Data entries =
** Start **

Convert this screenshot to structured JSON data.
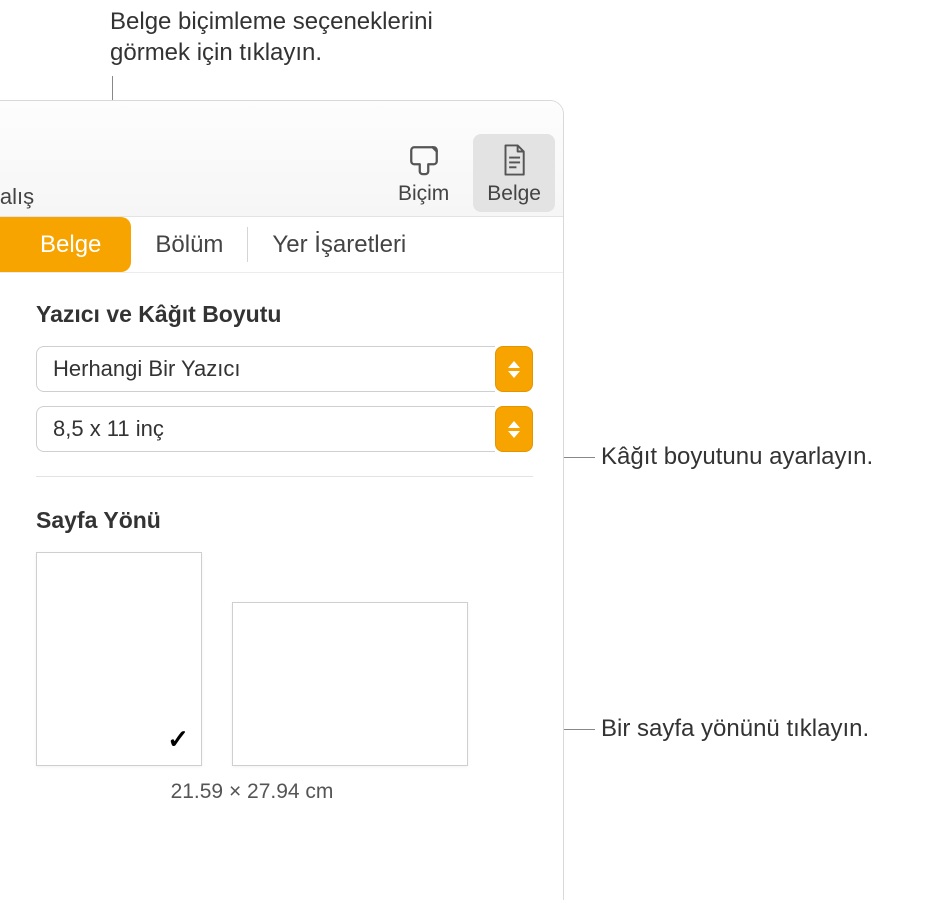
{
  "toolbar": {
    "truncated_left": "Çalış",
    "format": {
      "label": "Biçim"
    },
    "document": {
      "label": "Belge"
    }
  },
  "tabs": {
    "document": "Belge",
    "section": "Bölüm",
    "bookmarks": "Yer İşaretleri"
  },
  "printer": {
    "title": "Yazıcı ve Kâğıt Boyutu",
    "printer_value": "Herhangi Bir Yazıcı",
    "paper_value": "8,5 x 11 inç"
  },
  "orientation": {
    "title": "Sayfa Yönü",
    "dimensions": "21.59 × 27.94 cm",
    "selected": "portrait"
  },
  "callouts": {
    "top": "Belge biçimleme seçeneklerini\ngörmek için tıklayın.",
    "paper": "Kâğıt boyutunu ayarlayın.",
    "orient": "Bir sayfa yönünü tıklayın."
  },
  "colors": {
    "accent": "#f7a300"
  }
}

** End **

TASK REQUIREMENTS = Reproduce each entry verbatim, excluding any embedded images.

ANSWER TO THE TASK =
Convert this screenshot to structured JSON data.
{
  "toolbar": {
    "truncated_left": "Çalış",
    "format": {
      "label": "Biçim"
    },
    "document": {
      "label": "Belge"
    }
  },
  "tabs": {
    "document": "Belge",
    "section": "Bölüm",
    "bookmarks": "Yer İşaretleri"
  },
  "printer": {
    "title": "Yazıcı ve Kâğıt Boyutu",
    "printer_value": "Herhangi Bir Yazıcı",
    "paper_value": "8,5 x 11 inç"
  },
  "orientation": {
    "title": "Sayfa Yönü",
    "dimensions": "21.59 × 27.94 cm",
    "selected": "portrait"
  },
  "callouts": {
    "top": "Belge biçimleme seçeneklerini\ngörmek için tıklayın.",
    "paper": "Kâğıt boyutunu ayarlayın.",
    "orient": "Bir sayfa yönünü tıklayın."
  },
  "colors": {
    "accent": "#f7a300"
  }
}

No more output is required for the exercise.